Collected data entries ▸
-- begin --
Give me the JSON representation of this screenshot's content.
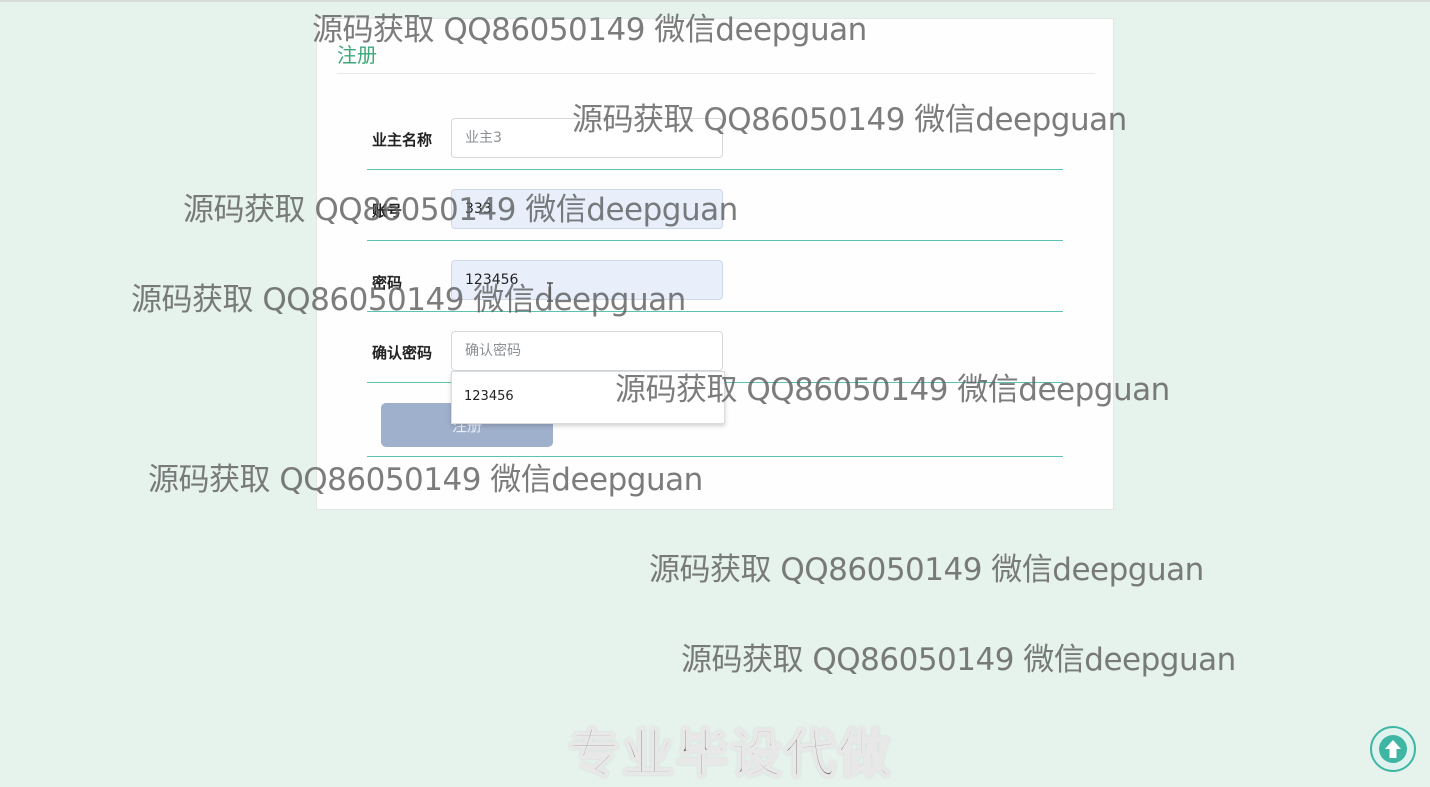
{
  "card": {
    "title": "注册"
  },
  "form": {
    "owner_name": {
      "label": "业主名称",
      "placeholder": "业主3",
      "value": ""
    },
    "account": {
      "label": "账号",
      "value": "333"
    },
    "password": {
      "label": "密码",
      "value": "123456"
    },
    "confirm_password": {
      "label": "确认密码",
      "placeholder": "确认密码",
      "value": ""
    },
    "submit_label": "注册"
  },
  "autocomplete": {
    "suggestion": "123456"
  },
  "watermark": {
    "text": "源码获取 QQ86050149 微信deepguan"
  },
  "footer": {
    "text": "专业毕设代做"
  },
  "back_to_top": {
    "icon": "arrow-up-icon",
    "color": "#3fb6a4"
  },
  "colors": {
    "accent": "#3fa77a",
    "row_line": "#5cc2b2",
    "button": "#9fb0cc",
    "background": "#e6f2ec"
  }
}
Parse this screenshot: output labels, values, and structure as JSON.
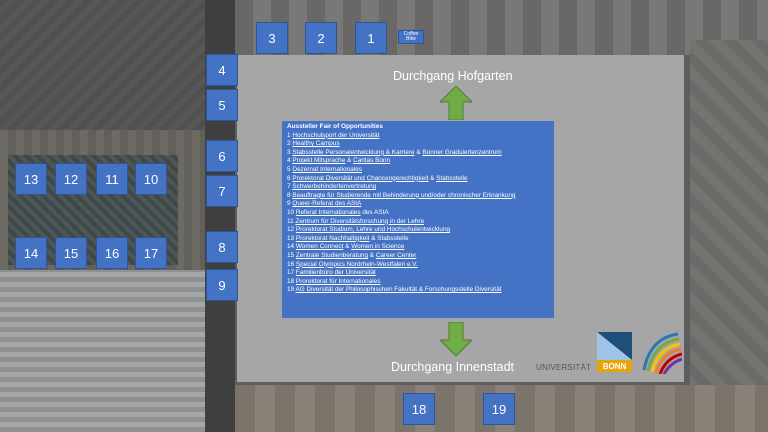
{
  "labels": {
    "hofgarten": "Durchgang Hofgarten",
    "innenstadt": "Durchgang Innenstadt",
    "coffee_bike": "Coffee Bike"
  },
  "stands": [
    "1",
    "2",
    "3",
    "4",
    "5",
    "6",
    "7",
    "8",
    "9",
    "10",
    "11",
    "12",
    "13",
    "14",
    "15",
    "16",
    "17",
    "18",
    "19"
  ],
  "exhibitor_list": {
    "title": "Aussteller Fair of Opportunities",
    "entries": [
      {
        "pre": "1 ",
        "a": "Hochschulsport der Universität",
        "mid": "",
        "b": "",
        "post": ""
      },
      {
        "pre": "2 ",
        "a": "Healthy Campus",
        "mid": "",
        "b": "",
        "post": ""
      },
      {
        "pre": "3 ",
        "a": "Stabsstelle Personalentwicklung & Karriere",
        "mid": " & ",
        "b": "Bonner Graduiertenzentrum",
        "post": ""
      },
      {
        "pre": "4 ",
        "a": "Projekt Mitsprache",
        "mid": " & ",
        "b": "Caritas Bonn",
        "post": ""
      },
      {
        "pre": "5 ",
        "a": "Dezernat Internationales",
        "mid": "",
        "b": "",
        "post": ""
      },
      {
        "pre": "6 ",
        "a": "Prorektorat Diversität und Chancengerechtigkeit",
        "mid": " & ",
        "b": "Stabsstelle",
        "post": ""
      },
      {
        "pre": "7 ",
        "a": "Schwerbehindertenvertretung",
        "mid": "",
        "b": "",
        "post": ""
      },
      {
        "pre": "8 ",
        "a": "Beauftragte für Studierende mit Behinderung und/oder chronischer Erkrankung",
        "mid": "",
        "b": "",
        "post": ""
      },
      {
        "pre": "9 ",
        "a": "Queer-Referat des AStA",
        "mid": "",
        "b": "",
        "post": ""
      },
      {
        "pre": "10 ",
        "a": "Referat Internationales",
        "mid": "",
        "b": "",
        "post": " des AStA"
      },
      {
        "pre": "11 ",
        "a": "Zentrum für Diversitätsforschung in der Lehre",
        "mid": "",
        "b": "",
        "post": ""
      },
      {
        "pre": "12 ",
        "a": "Prorektorat Studium, Lehre und Hochschulentwicklung",
        "mid": "",
        "b": "",
        "post": ""
      },
      {
        "pre": "13 ",
        "a": "Prorektorat Nachhaltigkeit",
        "mid": "",
        "b": "",
        "post": " & Stabsstelle"
      },
      {
        "pre": "14 ",
        "a": "Women Connect",
        "mid": " & ",
        "b": "Women in Science",
        "post": ""
      },
      {
        "pre": "15  ",
        "a": "Zentrale Studienberatung",
        "mid": " & ",
        "b": "Career Center",
        "post": ""
      },
      {
        "pre": "16 ",
        "a": "Special Olympics Nordrhein-Westfalen e.V.",
        "mid": "",
        "b": "",
        "post": ""
      },
      {
        "pre": "17 ",
        "a": "Familienbüro der Universität",
        "mid": "",
        "b": "",
        "post": ""
      },
      {
        "pre": "18 ",
        "a": "Prorektorat für Internationales",
        "mid": "",
        "b": "",
        "post": ""
      },
      {
        "pre": "19 ",
        "a": "AG Diversität der Philosophischen Fakultät & Forschungsstelle Diversität",
        "mid": "",
        "b": "",
        "post": ""
      }
    ]
  },
  "logo": {
    "universitaet": "UNIVERSITÄT",
    "bonn": "BONN"
  },
  "colors": {
    "stand_blue": "#4472c4",
    "arrow_green": "#70ad47",
    "panel_gray": "#a6a6a6",
    "logo_orange": "#e8a20c"
  }
}
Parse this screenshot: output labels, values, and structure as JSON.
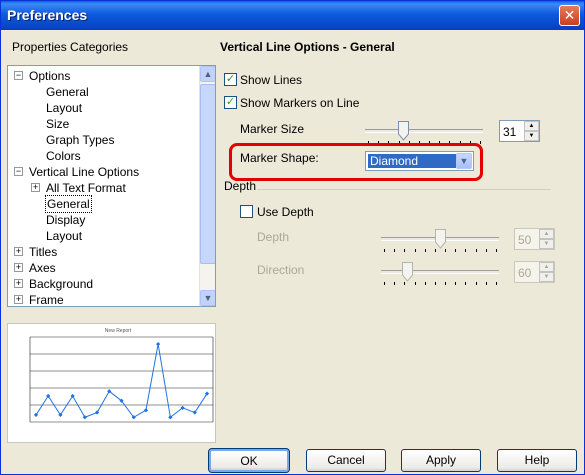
{
  "window": {
    "title": "Preferences"
  },
  "left_panel": {
    "heading": "Properties Categories",
    "tree": [
      {
        "label": "Options",
        "expander": "−",
        "level": 0
      },
      {
        "label": "General",
        "level": 1
      },
      {
        "label": "Layout",
        "level": 1
      },
      {
        "label": "Size",
        "level": 1
      },
      {
        "label": "Graph Types",
        "level": 1
      },
      {
        "label": "Colors",
        "level": 1
      },
      {
        "label": "Vertical Line Options",
        "expander": "−",
        "level": 0
      },
      {
        "label": "All Text Format",
        "expander": "+",
        "level": 1
      },
      {
        "label": "General",
        "level": 1,
        "selected": true
      },
      {
        "label": "Display",
        "level": 1
      },
      {
        "label": "Layout",
        "level": 1
      },
      {
        "label": "Titles",
        "expander": "+",
        "level": 0
      },
      {
        "label": "Axes",
        "expander": "+",
        "level": 0
      },
      {
        "label": "Background",
        "expander": "+",
        "level": 0
      },
      {
        "label": "Frame",
        "expander": "+",
        "level": 0
      }
    ],
    "preview": {
      "title": "New Report",
      "values": [
        3,
        11,
        3,
        11,
        2,
        4,
        13,
        9,
        2,
        5,
        33,
        2,
        6,
        4,
        12
      ]
    }
  },
  "right_panel": {
    "heading": "Vertical Line Options - General",
    "show_lines": {
      "label": "Show Lines",
      "checked": true
    },
    "show_markers": {
      "label": "Show Markers on Line",
      "checked": true
    },
    "marker_size": {
      "label": "Marker Size",
      "value": "31",
      "slider_fraction": 0.31
    },
    "marker_shape": {
      "label": "Marker Shape:",
      "value": "Diamond"
    },
    "depth_group": {
      "label": "Depth",
      "use_depth": {
        "label": "Use Depth",
        "checked": false
      },
      "depth": {
        "label": "Depth",
        "value": "50",
        "slider_fraction": 0.5
      },
      "direction": {
        "label": "Direction",
        "value": "60",
        "slider_fraction": 0.2
      }
    }
  },
  "buttons": {
    "ok": "OK",
    "cancel": "Cancel",
    "apply": "Apply",
    "help": "Help"
  },
  "colors": {
    "titlebar": "#0A5FE8",
    "selection": "#316AC5",
    "highlight": "#E40000",
    "face": "#ECE9D8"
  }
}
-- end --
WHAT TO WORK ON ▸ Without including any pictures, reproduce the listing exactly.

COMPLETE OUTPUT ▸
Give me the JSON representation of this screenshot's content.
{
  "card": {
    "title": "注册"
  },
  "form": {
    "owner_name": {
      "label": "业主名称",
      "placeholder": "业主3",
      "value": ""
    },
    "account": {
      "label": "账号",
      "value": "333"
    },
    "password": {
      "label": "密码",
      "value": "123456"
    },
    "confirm_password": {
      "label": "确认密码",
      "placeholder": "确认密码",
      "value": ""
    },
    "submit_label": "注册"
  },
  "autocomplete": {
    "suggestion": "123456"
  },
  "watermark": {
    "text": "源码获取 QQ86050149 微信deepguan"
  },
  "footer": {
    "text": "专业毕设代做"
  },
  "back_to_top": {
    "icon": "arrow-up-icon",
    "color": "#3fb6a4"
  },
  "colors": {
    "accent": "#3fa77a",
    "row_line": "#5cc2b2",
    "button": "#9fb0cc",
    "background": "#e6f2ec"
  }
}
Parse this screenshot: output labels, values, and structure as JSON.
{
  "labels": {
    "hofgarten": "Durchgang Hofgarten",
    "innenstadt": "Durchgang Innenstadt",
    "coffee_bike": "Coffee Bike"
  },
  "stands": [
    "1",
    "2",
    "3",
    "4",
    "5",
    "6",
    "7",
    "8",
    "9",
    "10",
    "11",
    "12",
    "13",
    "14",
    "15",
    "16",
    "17",
    "18",
    "19"
  ],
  "exhibitor_list": {
    "title": "Aussteller Fair of Opportunities",
    "entries": [
      {
        "pre": "1 ",
        "a": "Hochschulsport der Universität",
        "mid": "",
        "b": "",
        "post": ""
      },
      {
        "pre": "2 ",
        "a": "Healthy Campus",
        "mid": "",
        "b": "",
        "post": ""
      },
      {
        "pre": "3 ",
        "a": "Stabsstelle Personalentwicklung & Karriere",
        "mid": " & ",
        "b": "Bonner Graduiertenzentrum",
        "post": ""
      },
      {
        "pre": "4 ",
        "a": "Projekt Mitsprache",
        "mid": " & ",
        "b": "Caritas Bonn",
        "post": ""
      },
      {
        "pre": "5 ",
        "a": "Dezernat Internationales",
        "mid": "",
        "b": "",
        "post": ""
      },
      {
        "pre": "6 ",
        "a": "Prorektorat Diversität und Chancengerechtigkeit",
        "mid": " & ",
        "b": "Stabsstelle",
        "post": ""
      },
      {
        "pre": "7 ",
        "a": "Schwerbehindertenvertretung",
        "mid": "",
        "b": "",
        "post": ""
      },
      {
        "pre": "8 ",
        "a": "Beauftragte für Studierende mit Behinderung und/oder chronischer Erkrankung",
        "mid": "",
        "b": "",
        "post": ""
      },
      {
        "pre": "9 ",
        "a": "Queer-Referat des AStA",
        "mid": "",
        "b": "",
        "post": ""
      },
      {
        "pre": "10 ",
        "a": "Referat Internationales",
        "mid": "",
        "b": "",
        "post": " des AStA"
      },
      {
        "pre": "11 ",
        "a": "Zentrum für Diversitätsforschung in der Lehre",
        "mid": "",
        "b": "",
        "post": ""
      },
      {
        "pre": "12 ",
        "a": "Prorektorat Studium, Lehre und Hochschulentwicklung",
        "mid": "",
        "b": "",
        "post": ""
      },
      {
        "pre": "13 ",
        "a": "Prorektorat Nachhaltigkeit",
        "mid": "",
        "b": "",
        "post": " & Stabsstelle"
      },
      {
        "pre": "14 ",
        "a": "Women Connect",
        "mid": " & ",
        "b": "Women in Science",
        "post": ""
      },
      {
        "pre": "15  ",
        "a": "Zentrale Studienberatung",
        "mid": " & ",
        "b": "Career Center",
        "post": ""
      },
      {
        "pre": "16 ",
        "a": "Special Olympics Nordrhein-Westfalen e.V.",
        "mid": "",
        "b": "",
        "post": ""
      },
      {
        "pre": "17 ",
        "a": "Familienbüro der Universität",
        "mid": "",
        "b": "",
        "post": ""
      },
      {
        "pre": "18 ",
        "a": "Prorektorat für Internationales",
        "mid": "",
        "b": "",
        "post": ""
      },
      {
        "pre": "19 ",
        "a": "AG Diversität der Philosophischen Fakultät & Forschungsstelle Diversität",
        "mid": "",
        "b": "",
        "post": ""
      }
    ]
  },
  "logo": {
    "universitaet": "UNIVERSITÄT",
    "bonn": "BONN"
  },
  "colors": {
    "stand_blue": "#4472c4",
    "arrow_green": "#70ad47",
    "panel_gray": "#a6a6a6",
    "logo_orange": "#e8a20c"
  }
}
Parse this screenshot: output labels, values, and structure as JSON.
{
  "window": {
    "title": "Preferences"
  },
  "left_panel": {
    "heading": "Properties Categories",
    "tree": [
      {
        "label": "Options",
        "expander": "−",
        "level": 0
      },
      {
        "label": "General",
        "level": 1
      },
      {
        "label": "Layout",
        "level": 1
      },
      {
        "label": "Size",
        "level": 1
      },
      {
        "label": "Graph Types",
        "level": 1
      },
      {
        "label": "Colors",
        "level": 1
      },
      {
        "label": "Vertical Line Options",
        "expander": "−",
        "level": 0
      },
      {
        "label": "All Text Format",
        "expander": "+",
        "level": 1
      },
      {
        "label": "General",
        "level": 1,
        "selected": true
      },
      {
        "label": "Display",
        "level": 1
      },
      {
        "label": "Layout",
        "level": 1
      },
      {
        "label": "Titles",
        "expander": "+",
        "level": 0
      },
      {
        "label": "Axes",
        "expander": "+",
        "level": 0
      },
      {
        "label": "Background",
        "expander": "+",
        "level": 0
      },
      {
        "label": "Frame",
        "expander": "+",
        "level": 0
      }
    ],
    "preview": {
      "title": "New Report",
      "values": [
        3,
        11,
        3,
        11,
        2,
        4,
        13,
        9,
        2,
        5,
        33,
        2,
        6,
        4,
        12
      ]
    }
  },
  "right_panel": {
    "heading": "Vertical Line Options - General",
    "show_lines": {
      "label": "Show Lines",
      "checked": true
    },
    "show_markers": {
      "label": "Show Markers on Line",
      "checked": true
    },
    "marker_size": {
      "label": "Marker Size",
      "value": "31",
      "slider_fraction": 0.31
    },
    "marker_shape": {
      "label": "Marker Shape:",
      "value": "Diamond"
    },
    "depth_group": {
      "label": "Depth",
      "use_depth": {
        "label": "Use Depth",
        "checked": false
      },
      "depth": {
        "label": "Depth",
        "value": "50",
        "slider_fraction": 0.5
      },
      "direction": {
        "label": "Direction",
        "value": "60",
        "slider_fraction": 0.2
      }
    }
  },
  "buttons": {
    "ok": "OK",
    "cancel": "Cancel",
    "apply": "Apply",
    "help": "Help"
  },
  "colors": {
    "titlebar": "#0A5FE8",
    "selection": "#316AC5",
    "highlight": "#E40000",
    "face": "#ECE9D8"
  }
}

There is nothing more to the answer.